- _TEXT SEGMENT_:
Born in Minsk in 1904, Khaikin studied at the Moscow
Conservatory, where his teachers included Nikolai
Malko and Konstantin Saradjev for conducting. After
graduating in 1928 he was engaged as conductor at
Stanislavsky’s Moscow Art Theatre. During
Stanislavsky’s last years (he died in 1938) one of his
principal interests was the perfection of his acting
method and its use in opera, and he thus exerted a great
influence upon Khaikin. Khaikin took over from
Samuel Samosud as chief conductor at the Maly
Theatre in Leningrad in 1936, and remained in this post
until 1943, when he moved to the Kirov Theatre,
remaining there as chief conductor until 1954. At the
Kirov he continued the successful artistic policy that he
had followed at the Maly, conducting a repertoire that
contained a notable number of new works composed in
the preferred Soviet style, as well as the traditional
Russian operatic repertoire, of which he was a
distinguished interpreter. His final appointment was as
conductor at the Bolshoy Theatre in Moscow, which he
held from 1954 until his death in 1978. An active
teacher throughout his career, Khaikin’s pupils included
Mark Ermler and Kyril Kondrashin.

- _DATA RECORDS_:
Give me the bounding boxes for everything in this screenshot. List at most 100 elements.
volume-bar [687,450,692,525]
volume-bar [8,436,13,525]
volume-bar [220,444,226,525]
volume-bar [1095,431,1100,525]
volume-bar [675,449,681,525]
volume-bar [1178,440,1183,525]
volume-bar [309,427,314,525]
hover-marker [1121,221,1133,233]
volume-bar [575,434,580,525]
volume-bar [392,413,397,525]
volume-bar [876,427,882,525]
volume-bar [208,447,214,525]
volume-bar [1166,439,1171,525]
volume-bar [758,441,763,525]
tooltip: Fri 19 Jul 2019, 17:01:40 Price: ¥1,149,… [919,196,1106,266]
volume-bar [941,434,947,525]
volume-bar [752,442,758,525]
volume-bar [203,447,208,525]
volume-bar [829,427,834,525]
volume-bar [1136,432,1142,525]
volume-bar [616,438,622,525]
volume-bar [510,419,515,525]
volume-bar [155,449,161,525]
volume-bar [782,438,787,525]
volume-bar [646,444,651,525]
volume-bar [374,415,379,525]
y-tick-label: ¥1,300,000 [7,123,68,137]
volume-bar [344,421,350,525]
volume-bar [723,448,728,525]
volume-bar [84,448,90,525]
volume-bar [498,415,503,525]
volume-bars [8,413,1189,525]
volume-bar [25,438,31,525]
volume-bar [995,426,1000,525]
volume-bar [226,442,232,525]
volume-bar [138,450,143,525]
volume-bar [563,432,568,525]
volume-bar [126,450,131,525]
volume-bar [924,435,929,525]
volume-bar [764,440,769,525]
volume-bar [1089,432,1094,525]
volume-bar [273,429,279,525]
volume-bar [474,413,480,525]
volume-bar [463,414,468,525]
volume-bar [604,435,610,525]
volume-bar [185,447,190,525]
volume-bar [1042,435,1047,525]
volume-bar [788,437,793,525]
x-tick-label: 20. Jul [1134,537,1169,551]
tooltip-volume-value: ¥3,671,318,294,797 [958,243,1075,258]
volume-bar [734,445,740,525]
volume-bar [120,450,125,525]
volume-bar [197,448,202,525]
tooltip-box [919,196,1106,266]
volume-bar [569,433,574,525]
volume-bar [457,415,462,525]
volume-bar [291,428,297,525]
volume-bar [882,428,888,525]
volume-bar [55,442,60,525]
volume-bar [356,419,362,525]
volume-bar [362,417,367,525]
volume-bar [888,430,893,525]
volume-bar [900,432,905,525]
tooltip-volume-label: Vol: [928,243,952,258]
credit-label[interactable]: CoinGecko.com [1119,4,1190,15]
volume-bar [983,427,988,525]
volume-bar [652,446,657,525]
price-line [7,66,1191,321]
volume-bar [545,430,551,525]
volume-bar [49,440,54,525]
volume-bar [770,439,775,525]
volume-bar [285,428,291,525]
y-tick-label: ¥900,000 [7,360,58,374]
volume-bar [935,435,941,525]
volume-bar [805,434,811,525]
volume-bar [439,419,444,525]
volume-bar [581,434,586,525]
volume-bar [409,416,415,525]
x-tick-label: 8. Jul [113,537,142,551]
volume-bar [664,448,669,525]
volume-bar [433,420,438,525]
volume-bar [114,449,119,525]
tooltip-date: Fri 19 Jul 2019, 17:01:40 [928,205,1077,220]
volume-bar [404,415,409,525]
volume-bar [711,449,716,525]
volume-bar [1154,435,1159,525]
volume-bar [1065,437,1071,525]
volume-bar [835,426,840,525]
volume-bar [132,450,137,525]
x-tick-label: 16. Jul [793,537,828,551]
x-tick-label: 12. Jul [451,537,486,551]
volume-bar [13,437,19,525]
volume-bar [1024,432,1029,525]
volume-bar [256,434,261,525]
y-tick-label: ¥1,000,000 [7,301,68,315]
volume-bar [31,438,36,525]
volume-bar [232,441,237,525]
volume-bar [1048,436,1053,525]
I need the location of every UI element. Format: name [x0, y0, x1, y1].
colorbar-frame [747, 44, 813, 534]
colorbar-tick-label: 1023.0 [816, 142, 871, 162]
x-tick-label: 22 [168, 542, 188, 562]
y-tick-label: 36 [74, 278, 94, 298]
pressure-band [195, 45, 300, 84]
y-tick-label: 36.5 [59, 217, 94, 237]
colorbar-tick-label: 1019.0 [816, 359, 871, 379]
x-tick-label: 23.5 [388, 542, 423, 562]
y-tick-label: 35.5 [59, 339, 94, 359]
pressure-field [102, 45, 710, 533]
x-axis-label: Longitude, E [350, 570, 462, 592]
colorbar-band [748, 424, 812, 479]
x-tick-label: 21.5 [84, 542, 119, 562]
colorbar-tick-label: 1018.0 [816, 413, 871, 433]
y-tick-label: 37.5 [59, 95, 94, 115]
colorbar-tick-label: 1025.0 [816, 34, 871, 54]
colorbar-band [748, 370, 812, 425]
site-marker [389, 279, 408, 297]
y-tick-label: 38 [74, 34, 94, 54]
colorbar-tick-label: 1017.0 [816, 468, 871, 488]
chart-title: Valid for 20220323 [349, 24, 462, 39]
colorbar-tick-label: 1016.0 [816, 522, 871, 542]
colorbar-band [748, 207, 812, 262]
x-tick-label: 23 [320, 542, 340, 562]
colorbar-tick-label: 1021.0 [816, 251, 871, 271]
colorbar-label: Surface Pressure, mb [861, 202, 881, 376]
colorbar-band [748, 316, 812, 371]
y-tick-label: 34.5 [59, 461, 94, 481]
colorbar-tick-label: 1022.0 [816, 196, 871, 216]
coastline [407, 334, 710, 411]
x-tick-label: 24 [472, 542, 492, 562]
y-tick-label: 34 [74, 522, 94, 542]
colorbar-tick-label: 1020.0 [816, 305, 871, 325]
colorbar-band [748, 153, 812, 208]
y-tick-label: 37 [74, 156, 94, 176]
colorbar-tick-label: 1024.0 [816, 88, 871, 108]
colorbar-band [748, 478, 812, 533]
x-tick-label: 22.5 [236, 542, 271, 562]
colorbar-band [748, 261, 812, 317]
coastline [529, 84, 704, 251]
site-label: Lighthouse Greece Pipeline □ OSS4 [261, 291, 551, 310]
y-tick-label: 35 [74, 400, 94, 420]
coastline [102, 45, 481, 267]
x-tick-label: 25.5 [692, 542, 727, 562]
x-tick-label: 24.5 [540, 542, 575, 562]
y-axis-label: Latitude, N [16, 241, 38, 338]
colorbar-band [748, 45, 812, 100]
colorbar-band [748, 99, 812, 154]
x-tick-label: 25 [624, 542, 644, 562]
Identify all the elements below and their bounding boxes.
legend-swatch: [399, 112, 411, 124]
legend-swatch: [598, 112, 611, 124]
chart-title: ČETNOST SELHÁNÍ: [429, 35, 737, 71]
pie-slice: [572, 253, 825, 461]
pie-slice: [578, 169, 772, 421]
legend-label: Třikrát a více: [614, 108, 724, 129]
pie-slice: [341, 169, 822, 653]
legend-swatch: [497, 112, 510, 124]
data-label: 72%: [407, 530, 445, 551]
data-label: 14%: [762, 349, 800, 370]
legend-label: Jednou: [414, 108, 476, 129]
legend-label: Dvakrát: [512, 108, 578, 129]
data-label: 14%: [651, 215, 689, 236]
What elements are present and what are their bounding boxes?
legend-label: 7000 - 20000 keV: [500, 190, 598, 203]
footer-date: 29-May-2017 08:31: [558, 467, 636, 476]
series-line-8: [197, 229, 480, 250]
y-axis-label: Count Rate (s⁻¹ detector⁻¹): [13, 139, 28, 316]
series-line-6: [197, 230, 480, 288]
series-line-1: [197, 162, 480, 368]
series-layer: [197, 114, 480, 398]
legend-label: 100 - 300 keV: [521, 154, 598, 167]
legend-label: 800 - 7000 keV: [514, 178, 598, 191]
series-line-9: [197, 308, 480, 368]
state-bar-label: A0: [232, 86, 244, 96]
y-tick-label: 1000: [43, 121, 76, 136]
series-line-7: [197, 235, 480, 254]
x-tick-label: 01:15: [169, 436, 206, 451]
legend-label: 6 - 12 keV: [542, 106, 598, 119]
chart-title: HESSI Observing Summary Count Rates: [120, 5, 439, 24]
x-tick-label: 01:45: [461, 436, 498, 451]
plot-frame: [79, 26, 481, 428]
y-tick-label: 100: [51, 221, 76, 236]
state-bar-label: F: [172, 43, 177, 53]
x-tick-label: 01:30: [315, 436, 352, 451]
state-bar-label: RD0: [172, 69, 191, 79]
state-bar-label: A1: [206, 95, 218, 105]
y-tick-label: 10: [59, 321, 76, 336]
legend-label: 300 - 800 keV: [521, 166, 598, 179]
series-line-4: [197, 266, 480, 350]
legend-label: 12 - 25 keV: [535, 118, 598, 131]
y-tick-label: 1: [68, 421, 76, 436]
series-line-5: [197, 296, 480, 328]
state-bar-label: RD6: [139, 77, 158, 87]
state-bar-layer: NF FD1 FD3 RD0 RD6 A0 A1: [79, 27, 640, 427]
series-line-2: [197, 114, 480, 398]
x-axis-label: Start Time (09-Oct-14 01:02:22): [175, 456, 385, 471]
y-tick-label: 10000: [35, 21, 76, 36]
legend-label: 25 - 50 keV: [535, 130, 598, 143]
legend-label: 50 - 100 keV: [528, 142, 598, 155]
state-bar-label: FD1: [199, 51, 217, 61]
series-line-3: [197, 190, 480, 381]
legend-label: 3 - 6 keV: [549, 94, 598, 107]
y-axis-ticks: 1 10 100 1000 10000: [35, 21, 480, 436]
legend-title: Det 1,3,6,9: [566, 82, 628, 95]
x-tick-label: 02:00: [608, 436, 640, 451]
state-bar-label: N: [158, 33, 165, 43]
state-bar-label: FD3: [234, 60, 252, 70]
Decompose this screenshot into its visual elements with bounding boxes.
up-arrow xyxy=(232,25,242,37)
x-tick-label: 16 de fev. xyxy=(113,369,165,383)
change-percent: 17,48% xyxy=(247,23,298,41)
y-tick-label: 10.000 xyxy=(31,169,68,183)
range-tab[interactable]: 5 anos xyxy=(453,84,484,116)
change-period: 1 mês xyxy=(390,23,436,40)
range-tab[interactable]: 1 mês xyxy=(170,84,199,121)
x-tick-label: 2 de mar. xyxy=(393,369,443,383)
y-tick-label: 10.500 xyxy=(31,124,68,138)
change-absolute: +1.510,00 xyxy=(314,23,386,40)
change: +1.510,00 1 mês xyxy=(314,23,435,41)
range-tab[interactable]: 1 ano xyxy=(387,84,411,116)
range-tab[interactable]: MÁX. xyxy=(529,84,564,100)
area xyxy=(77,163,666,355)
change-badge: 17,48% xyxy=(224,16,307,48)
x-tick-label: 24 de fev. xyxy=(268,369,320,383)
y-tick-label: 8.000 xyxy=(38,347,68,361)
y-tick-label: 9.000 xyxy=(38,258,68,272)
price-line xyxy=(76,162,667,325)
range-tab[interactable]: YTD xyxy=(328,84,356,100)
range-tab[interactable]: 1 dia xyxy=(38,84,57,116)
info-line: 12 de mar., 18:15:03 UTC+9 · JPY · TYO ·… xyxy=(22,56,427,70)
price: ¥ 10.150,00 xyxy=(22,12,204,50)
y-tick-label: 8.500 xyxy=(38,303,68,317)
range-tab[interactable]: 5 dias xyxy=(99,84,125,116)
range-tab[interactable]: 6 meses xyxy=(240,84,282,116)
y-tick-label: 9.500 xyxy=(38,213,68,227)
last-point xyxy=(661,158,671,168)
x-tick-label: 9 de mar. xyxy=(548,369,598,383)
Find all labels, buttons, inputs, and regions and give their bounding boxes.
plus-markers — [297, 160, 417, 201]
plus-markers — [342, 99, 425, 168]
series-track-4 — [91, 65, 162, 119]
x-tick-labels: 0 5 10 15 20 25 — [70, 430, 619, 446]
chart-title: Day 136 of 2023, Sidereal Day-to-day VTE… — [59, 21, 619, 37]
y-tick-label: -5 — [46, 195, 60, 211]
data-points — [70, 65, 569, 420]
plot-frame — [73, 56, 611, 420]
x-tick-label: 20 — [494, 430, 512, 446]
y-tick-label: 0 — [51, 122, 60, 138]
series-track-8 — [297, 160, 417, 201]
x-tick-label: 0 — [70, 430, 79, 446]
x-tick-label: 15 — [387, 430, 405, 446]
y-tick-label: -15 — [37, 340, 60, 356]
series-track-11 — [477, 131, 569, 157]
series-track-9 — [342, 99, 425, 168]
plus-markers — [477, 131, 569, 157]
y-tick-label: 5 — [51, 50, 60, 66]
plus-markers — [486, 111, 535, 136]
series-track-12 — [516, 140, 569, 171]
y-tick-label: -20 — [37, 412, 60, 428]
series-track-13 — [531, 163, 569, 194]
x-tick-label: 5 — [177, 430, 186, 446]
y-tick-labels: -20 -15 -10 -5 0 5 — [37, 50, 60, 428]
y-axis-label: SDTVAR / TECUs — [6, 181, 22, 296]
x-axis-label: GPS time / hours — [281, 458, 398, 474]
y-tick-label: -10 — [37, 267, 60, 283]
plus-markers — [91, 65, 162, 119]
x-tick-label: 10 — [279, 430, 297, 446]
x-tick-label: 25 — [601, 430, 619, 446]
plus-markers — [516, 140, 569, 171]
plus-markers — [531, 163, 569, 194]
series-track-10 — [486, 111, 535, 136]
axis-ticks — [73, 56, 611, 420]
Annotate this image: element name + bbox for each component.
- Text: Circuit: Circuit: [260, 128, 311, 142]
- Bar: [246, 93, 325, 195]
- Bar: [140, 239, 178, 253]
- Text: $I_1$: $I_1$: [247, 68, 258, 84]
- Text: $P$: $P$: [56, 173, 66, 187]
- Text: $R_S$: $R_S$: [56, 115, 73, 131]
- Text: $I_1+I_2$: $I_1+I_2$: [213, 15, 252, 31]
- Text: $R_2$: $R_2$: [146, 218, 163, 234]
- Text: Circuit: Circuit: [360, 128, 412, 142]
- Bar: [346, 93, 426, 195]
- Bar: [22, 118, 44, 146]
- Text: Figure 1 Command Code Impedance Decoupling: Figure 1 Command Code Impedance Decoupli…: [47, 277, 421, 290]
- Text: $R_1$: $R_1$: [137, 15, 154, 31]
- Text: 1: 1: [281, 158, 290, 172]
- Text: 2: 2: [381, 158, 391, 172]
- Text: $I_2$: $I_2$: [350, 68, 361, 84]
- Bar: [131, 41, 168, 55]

- _EXERCISE PROMPT_: Return the passage on Khaikin's conducting career word for word, in full.

- _OUTPUT FOR THIS TASK_:
Born in Minsk in 1904, Khaikin studied at the Moscow
Conservatory, where his teachers included Nikolai
Malko and Konstantin Saradjev for conducting. After
graduating in 1928 he was engaged as conductor at
Stanislavsky’s Moscow Art Theatre. During
Stanislavsky’s last years (he died in 1938) one of his
principal interests was the perfection of his acting
method and its use in opera, and he thus exerted a great
influence upon Khaikin. Khaikin took over from
Samuel Samosud as chief conductor at the Maly
Theatre in Leningrad in 1936, and remained in this post
until 1943, when he moved to the Kirov Theatre,
remaining there as chief conductor until 1954. At the
Kirov he continued the successful artistic policy that he
had followed at the Maly, conducting a repertoire that
contained a notable number of new works composed in
the preferred Soviet style, as well as the traditional
Russian operatic repertoire, of which he was a
distinguished interpreter. His final appointment was as
conductor at the Bolshoy Theatre in Moscow, which he
held from 1954 until his death in 1978. An active
teacher throughout his career, Khaikin’s pupils included
Mark Ermler and Kyril Kondrashin.